TEXTO DE LECTURA:
# # # #
Anhelo de verdad, conciencia de fugacidad pero a la vez del consuelo verdadero que tienen las cosas, aprender a mirar con ojos atentos. Quizá estas sean claves para intentar precisar cómo considera José Jiménez Lozano el arte. Explícitamente lo dice en una definición que hace de «una teoría de la literatura: sólo lo que es lejano o débil es importante, sólo lo que es pobre o frágil es hermoso, y la extrema belleza nunca es obvia, ni fulgura» (Unas cuantas confidencias, 33).

Todo ello está en Retratos y naturalezas muertas, el libro de arte de Jiménez Lozano que me atreví a recomendar especialmente, así como en ficción guardo un recuerdo especial de El mudejarillo o Los grandes relatos, o como elogié repetidamente su biografía de fray Luis de León o, de entre sus Diarios, Loscuadernos de letra pequeña. Y en poesía, todo (y por fortuna ahora tenemos al alcance de la mano, en una excelente selección, la antología El precio). En este Retratos llega a una serenidad quizá lograda por el recurso al diálogo, un diálogo consigo mismo, interior pero pacífico, que es meditación a partir de lo mejor de la Francia del siglo XVII: los Pensamientos de Pascal, las pinturas de Philippe de Champaigne, los cuadros de Georges de la Tour, por ejemplo la Magdalena Terf, de la que había escrito un poema que comienza así: «La lamparilla, el libro, / la mano en la mejilla, pensarosa; / la redondez de la rodilla tan rotunda, / tan leve la del vientre, y la otra mano / sobre la calavera en su regazo» (El tiempo de Eurídice, de 1996). A propósito de ese cuadro recoge lo que dice Pascal Quignard de que la obra de este pintor se resume en «confrontar al hombre consigo mismo con ayuda de una llama». Y a ese propósito, escribe este texto admirable sobre lo que era la luz de la candela en su infancia: «Los niños (...) acercaban sus manos a la llama, y éstas se volvían rojas y traslúcidas, dejaban ver el armazón de sus huesos; los rostros de las muchachas se sofocaban como sólo el amor podría colorearlos más tarde, y de bien distinto modo, aunque no menos hermoso que como el aire helado del invierno ponía rojo en sus mejillas extendiendo la palidez en torno» (Retratos, 16).
# # # #
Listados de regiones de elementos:
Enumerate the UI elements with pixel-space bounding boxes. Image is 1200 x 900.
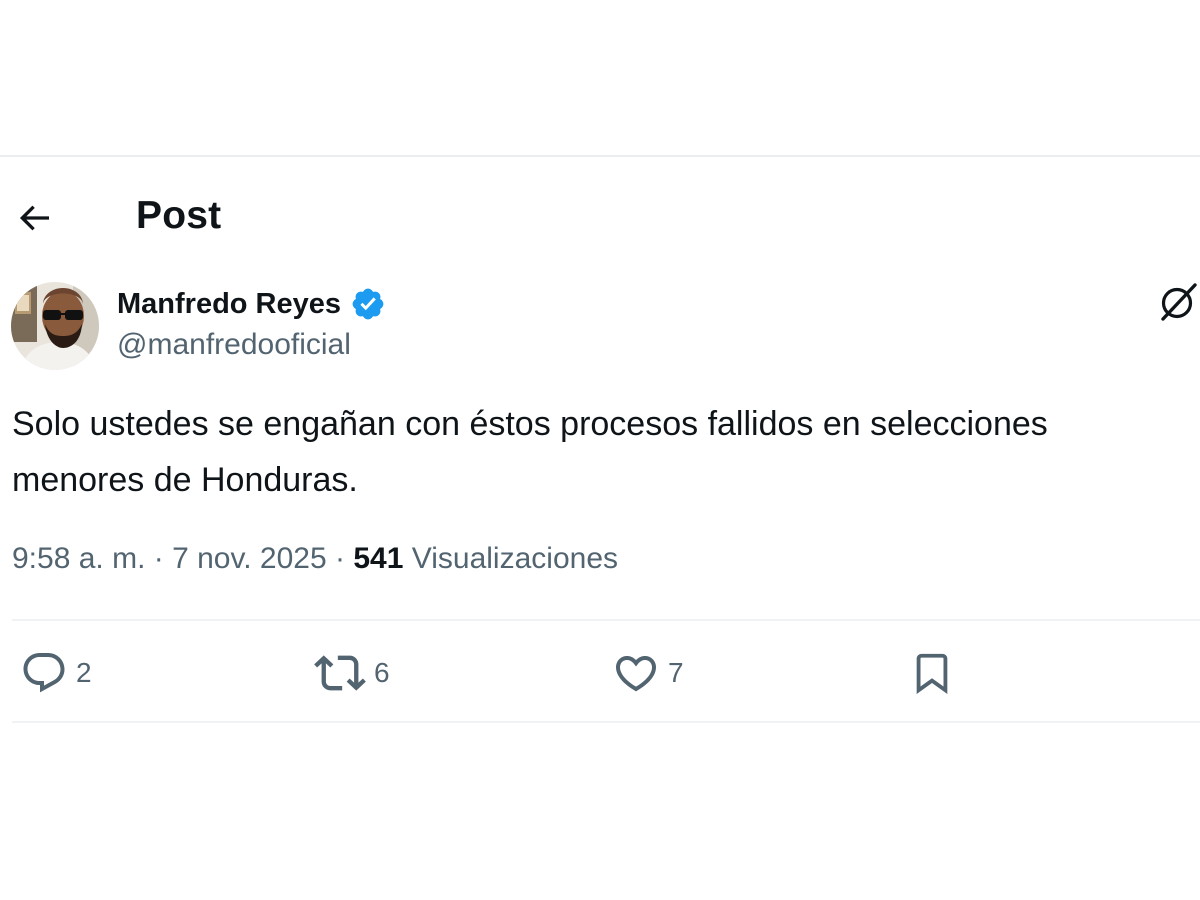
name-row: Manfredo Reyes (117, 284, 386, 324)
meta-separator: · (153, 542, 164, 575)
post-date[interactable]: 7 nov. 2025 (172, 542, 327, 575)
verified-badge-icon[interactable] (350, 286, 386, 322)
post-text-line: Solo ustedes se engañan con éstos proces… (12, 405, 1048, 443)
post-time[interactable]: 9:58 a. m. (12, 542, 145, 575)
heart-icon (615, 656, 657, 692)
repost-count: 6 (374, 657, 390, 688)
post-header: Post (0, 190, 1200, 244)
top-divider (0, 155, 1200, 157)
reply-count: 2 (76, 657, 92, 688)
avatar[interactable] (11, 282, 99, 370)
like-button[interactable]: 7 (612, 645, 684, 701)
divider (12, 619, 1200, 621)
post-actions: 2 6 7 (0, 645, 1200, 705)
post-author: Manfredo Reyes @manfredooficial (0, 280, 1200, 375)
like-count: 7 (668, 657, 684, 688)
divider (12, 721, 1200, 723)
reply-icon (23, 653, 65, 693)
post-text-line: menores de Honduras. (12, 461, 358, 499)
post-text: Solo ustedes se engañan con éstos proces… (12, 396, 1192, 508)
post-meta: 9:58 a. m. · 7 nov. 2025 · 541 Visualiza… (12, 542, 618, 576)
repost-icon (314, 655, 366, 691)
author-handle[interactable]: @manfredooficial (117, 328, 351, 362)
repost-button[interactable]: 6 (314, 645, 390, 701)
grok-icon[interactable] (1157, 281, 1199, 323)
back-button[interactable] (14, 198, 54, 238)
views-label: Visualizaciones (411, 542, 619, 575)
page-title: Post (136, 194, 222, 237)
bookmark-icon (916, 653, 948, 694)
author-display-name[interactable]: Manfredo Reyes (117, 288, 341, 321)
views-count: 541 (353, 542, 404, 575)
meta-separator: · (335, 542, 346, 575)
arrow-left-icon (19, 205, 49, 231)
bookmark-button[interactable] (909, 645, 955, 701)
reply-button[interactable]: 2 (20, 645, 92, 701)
# # # #
TAREA: Retoma el texto sobre la idea del arte de José Jiménez Lozano y sigue escribiéndolo a partir de su última oración. Las filas no son necesarias para este trabajo.

RESPUESTA:
El arte es la luz y el calor de una candela. Hasta de las Meninas lo que importa al final es que la princesa protagonista murió. Y el arte es camino. Dos poemas de Elegías menores, de 2002, lo explican mejor:

 

Las meninas

Le dijiste al crítico de arte:

Está bien su explicación, pero

yo sólo vengo a ver a María Bárbola,

a Nicolasillo Pertusato, al perro,

y a ver abrir la puerta al Intendente Nieto.

Te callaste

que en aquella habitación no se respira;

la Princesita bebe agua ¡Pobre!

¿Y si me preguntase?

Yo he visto su sepulcro en Viena.

 

Oficio matutino

La pobre mujeruca, anciana,

pisada como aceituna en la almazara de la vida,

con sus duras arrugas en el rostro,

sus sarmentosas manos, lentos

y aguzados, al mirar, sus ojos,

acude con el alba a la iglesita,

pintada y de brillantes cristaleras.

Y allí mira a los santos en derredor de Cristo

caballeros y reyes, obispos con sus vestiduras refulgentes,

filósofos, y el último, con su mano en el rostro,

sentado en su silla de oro, está Agustín:

luego hay un príncipe, una dama

con su armiño, y ángeles y arcángeles

y su propia silla –la de la mujeruca-, allí junto,

para cuando pase de esta vida.

Sonríe y sale luego, bendecida y solemne

y ¡con qué cortesía trata a las gentes

del mundo! A las palomas y gallinas

al perro y a los pájaros. ¡Con cuánta

misericordia y alegría va cargada!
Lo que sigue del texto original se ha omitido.